[Excerpted data start]
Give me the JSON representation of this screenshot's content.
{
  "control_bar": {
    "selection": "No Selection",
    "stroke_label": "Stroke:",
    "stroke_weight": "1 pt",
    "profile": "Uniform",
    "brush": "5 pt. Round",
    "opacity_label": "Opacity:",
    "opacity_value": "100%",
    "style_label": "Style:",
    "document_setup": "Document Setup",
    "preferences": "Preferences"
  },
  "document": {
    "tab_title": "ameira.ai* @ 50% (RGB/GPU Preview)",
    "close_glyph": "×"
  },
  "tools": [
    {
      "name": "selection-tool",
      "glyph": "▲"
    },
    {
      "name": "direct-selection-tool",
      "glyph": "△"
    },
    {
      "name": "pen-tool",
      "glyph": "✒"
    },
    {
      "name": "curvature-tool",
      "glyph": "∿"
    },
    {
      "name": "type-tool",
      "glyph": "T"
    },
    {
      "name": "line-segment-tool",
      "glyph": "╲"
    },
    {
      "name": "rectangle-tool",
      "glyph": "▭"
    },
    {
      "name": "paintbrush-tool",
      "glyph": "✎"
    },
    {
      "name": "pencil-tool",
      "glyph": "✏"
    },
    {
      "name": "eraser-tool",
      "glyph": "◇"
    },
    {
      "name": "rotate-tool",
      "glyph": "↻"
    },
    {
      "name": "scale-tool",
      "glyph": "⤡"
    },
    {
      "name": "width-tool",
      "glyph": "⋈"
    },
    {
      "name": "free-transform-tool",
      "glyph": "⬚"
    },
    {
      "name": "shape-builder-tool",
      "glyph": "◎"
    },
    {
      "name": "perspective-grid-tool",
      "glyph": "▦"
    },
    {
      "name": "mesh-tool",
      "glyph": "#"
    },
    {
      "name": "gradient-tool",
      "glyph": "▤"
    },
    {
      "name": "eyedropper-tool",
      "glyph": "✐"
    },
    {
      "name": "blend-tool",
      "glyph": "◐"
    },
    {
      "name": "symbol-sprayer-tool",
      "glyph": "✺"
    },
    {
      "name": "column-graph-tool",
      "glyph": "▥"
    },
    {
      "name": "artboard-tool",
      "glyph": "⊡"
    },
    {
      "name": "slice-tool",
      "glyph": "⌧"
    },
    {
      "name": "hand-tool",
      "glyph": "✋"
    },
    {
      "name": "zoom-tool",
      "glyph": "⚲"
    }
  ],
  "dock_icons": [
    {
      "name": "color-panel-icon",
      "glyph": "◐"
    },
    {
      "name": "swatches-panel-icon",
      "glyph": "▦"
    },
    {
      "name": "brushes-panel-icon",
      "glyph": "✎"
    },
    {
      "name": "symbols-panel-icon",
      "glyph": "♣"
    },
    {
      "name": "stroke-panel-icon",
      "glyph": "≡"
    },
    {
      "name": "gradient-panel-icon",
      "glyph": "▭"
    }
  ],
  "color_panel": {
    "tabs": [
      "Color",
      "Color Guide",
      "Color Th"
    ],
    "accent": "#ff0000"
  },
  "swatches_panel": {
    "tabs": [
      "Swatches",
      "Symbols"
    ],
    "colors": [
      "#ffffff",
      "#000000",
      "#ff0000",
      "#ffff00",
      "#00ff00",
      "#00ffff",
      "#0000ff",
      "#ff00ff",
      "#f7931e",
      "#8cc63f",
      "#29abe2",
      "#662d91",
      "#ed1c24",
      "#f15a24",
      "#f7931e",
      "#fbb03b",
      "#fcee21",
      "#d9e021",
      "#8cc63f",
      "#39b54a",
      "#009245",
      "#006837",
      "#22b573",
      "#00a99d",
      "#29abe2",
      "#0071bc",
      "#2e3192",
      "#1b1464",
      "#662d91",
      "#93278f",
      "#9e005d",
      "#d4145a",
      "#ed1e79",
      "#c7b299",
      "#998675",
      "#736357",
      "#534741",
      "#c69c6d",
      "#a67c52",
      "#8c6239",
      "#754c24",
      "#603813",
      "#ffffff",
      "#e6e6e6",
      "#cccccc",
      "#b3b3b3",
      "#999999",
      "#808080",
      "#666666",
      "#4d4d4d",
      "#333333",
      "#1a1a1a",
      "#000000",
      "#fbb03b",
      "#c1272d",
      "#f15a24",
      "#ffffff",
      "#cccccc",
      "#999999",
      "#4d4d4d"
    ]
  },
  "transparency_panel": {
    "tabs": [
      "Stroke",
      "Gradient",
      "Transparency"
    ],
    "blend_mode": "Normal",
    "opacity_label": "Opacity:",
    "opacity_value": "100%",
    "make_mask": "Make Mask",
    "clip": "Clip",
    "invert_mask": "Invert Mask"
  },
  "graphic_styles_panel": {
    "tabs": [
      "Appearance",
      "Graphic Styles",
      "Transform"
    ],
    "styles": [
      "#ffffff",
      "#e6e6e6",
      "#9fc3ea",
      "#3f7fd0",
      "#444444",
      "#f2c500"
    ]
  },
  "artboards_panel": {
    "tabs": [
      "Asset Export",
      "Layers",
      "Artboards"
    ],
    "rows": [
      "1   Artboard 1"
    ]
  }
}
[Excerpted data end]
* **Written task**: Give back only a number, the number of lines where the string "selection" occurs.

* **Right answer**: 3